Repeat the material exactly, every line of it.
***
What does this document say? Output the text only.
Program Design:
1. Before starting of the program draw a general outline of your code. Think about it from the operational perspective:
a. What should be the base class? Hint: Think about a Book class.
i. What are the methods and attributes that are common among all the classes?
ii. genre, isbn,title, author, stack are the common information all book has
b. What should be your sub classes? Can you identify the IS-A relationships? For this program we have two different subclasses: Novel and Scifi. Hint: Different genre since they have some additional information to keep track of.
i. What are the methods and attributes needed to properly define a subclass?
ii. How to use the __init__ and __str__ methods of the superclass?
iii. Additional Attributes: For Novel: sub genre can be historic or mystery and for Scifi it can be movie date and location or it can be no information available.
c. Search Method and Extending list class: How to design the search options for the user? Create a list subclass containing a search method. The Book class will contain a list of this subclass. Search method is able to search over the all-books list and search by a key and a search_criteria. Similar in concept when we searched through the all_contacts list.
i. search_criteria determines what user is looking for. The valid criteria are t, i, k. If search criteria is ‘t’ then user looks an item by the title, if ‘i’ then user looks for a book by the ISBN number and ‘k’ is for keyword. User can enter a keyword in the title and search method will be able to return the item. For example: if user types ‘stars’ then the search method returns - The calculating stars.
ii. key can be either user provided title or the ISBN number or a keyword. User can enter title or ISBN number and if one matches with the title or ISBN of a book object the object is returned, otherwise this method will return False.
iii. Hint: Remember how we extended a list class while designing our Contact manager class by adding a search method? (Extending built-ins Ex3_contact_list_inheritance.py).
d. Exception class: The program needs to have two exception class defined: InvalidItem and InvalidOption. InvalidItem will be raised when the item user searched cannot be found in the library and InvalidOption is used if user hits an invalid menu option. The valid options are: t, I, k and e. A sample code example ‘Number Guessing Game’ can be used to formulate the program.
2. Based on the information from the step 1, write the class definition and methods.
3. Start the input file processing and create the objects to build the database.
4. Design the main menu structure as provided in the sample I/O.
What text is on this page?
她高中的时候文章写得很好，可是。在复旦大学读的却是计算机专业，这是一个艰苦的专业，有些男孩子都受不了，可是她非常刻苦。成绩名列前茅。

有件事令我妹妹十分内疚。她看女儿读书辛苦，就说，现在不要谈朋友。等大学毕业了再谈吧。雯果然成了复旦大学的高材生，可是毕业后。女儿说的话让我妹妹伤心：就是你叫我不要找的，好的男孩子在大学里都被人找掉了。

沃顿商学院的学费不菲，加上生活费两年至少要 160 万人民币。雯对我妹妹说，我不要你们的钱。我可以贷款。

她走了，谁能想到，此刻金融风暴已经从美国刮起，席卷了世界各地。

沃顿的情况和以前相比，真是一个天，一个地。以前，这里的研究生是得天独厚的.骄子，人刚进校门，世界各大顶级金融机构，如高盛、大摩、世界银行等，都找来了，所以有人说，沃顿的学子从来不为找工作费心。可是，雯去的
***
Result of this exercise
What does this document say? Output the text only.
Program Design:
1. Before starting of the program draw a general outline of your code. Think about it from the operational perspective:
a. What should be the base class? Hint: Think about a Book class.
i. What are the methods and attributes that are common among all the classes?
ii. genre, isbn,title, author, stack are the common information all book has
b. What should be your sub classes? Can you identify the IS-A relationships? For this program we have two different subclasses: Novel and Scifi. Hint: Different genre since they have some additional information to keep track of.
i. What are the methods and attributes needed to properly define a subclass?
ii. How to use the __init__ and __str__ methods of the superclass?
iii. Additional Attributes: For Novel: sub genre can be historic or mystery and for Scifi it can be movie date and location or it can be no information available.
c. Search Method and Extending list class: How to design the search options for the user? Create a list subclass containing a search method. The Book class will contain a list of this subclass. Search method is able to search over the all-books list and search by a key and a search_criteria. Similar in concept when we searched through the all_contacts list.
i. search_criteria determines what user is looking for. The valid criteria are t, i, k. If search criteria is ‘t’ then user looks an item by the title, if ‘i’ then user looks for a book by the ISBN number and ‘k’ is for keyword. User can enter a keyword in the title and search method will be able to return the item. For example: if user types ‘stars’ then the search method returns - The calculating stars.
ii. key can be either user provided title or the ISBN number or a keyword. User can enter title or ISBN number and if one matches with the title or ISBN of a book object the object is returned, otherwise this method will return False.
iii. Hint: Remember how we extended a list class while designing our Contact manager class by adding a search method? (Extending built-ins Ex3_contact_list_inheritance.py).
d. Exception class: The program needs to have two exception class defined: InvalidItem and InvalidOption. InvalidItem will be raised when the item user searched cannot be found in the library and InvalidOption is used if user hits an invalid menu option. The valid options are: t, I, k and e. A sample code example ‘Number Guessing Game’ can be used to formulate the program.
2. Based on the information from the step 1, write the class definition and methods.
3. Start the input file processing and create the objects to build the database.
4. Design the main menu structure as provided in the sample I/O.
What text is on this page?
她高中的时候文章写得很好，可是。在复旦大学读的却是计算机专业，这是一个艰苦的专业，有些男孩子都受不了，可是她非常刻苦。成绩名列前茅。

有件事令我妹妹十分内疚。她看女儿读书辛苦，就说，现在不要谈朋友。等大学毕业了再谈吧。雯果然成了复旦大学的高材生，可是毕业后。女儿说的话让我妹妹伤心：就是你叫我不要找的，好的男孩子在大学里都被人找掉了。

沃顿商学院的学费不菲，加上生活费两年至少要 160 万人民币。雯对我妹妹说，我不要你们的钱。我可以贷款。

她走了，谁能想到，此刻金融风暴已经从美国刮起，席卷了世界各地。

沃顿的情况和以前相比，真是一个天，一个地。以前，这里的研究生是得天独厚的.骄子，人刚进校门，世界各大顶级金融机构，如高盛、大摩、世界银行等，都找来了，所以有人说，沃顿的学子从来不为找工作费心。可是，雯去的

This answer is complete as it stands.